■ **WRITTEN PROBLEM**: Copy out every line of the records where the string "content" occurs.

■ **Records excerpted from a collection**:
'''

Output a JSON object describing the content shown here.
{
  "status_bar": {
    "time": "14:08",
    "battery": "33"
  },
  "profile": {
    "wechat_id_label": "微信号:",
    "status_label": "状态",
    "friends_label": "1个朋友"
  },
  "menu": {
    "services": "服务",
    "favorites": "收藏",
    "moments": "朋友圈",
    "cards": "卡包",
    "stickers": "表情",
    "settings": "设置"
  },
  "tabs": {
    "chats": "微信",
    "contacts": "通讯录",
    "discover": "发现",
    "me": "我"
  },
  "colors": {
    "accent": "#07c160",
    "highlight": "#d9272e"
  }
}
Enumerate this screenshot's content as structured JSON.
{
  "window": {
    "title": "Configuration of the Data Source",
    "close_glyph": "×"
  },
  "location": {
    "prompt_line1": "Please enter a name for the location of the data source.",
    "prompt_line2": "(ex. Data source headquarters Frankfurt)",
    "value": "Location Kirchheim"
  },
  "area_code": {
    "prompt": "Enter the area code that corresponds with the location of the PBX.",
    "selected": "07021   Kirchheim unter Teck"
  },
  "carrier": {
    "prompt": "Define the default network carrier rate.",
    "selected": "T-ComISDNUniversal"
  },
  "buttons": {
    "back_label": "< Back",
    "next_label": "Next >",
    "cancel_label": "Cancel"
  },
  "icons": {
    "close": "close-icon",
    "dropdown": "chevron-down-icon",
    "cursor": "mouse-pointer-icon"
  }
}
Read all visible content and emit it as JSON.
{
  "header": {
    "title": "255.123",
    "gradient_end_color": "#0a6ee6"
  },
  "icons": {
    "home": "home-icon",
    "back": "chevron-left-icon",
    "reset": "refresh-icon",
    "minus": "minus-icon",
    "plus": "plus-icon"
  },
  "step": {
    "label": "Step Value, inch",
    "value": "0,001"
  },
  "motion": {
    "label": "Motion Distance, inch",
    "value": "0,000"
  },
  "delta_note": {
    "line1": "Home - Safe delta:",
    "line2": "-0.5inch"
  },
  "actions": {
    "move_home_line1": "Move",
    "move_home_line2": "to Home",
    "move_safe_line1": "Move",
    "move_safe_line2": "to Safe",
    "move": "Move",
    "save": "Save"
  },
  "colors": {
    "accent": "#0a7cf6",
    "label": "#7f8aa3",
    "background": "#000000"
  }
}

'''

■ **RESULT OF THE EXERCISE**:
Output a JSON object describing the content shown here.
Enumerate this screenshot's content as structured JSON.
Read all visible content and emit it as JSON.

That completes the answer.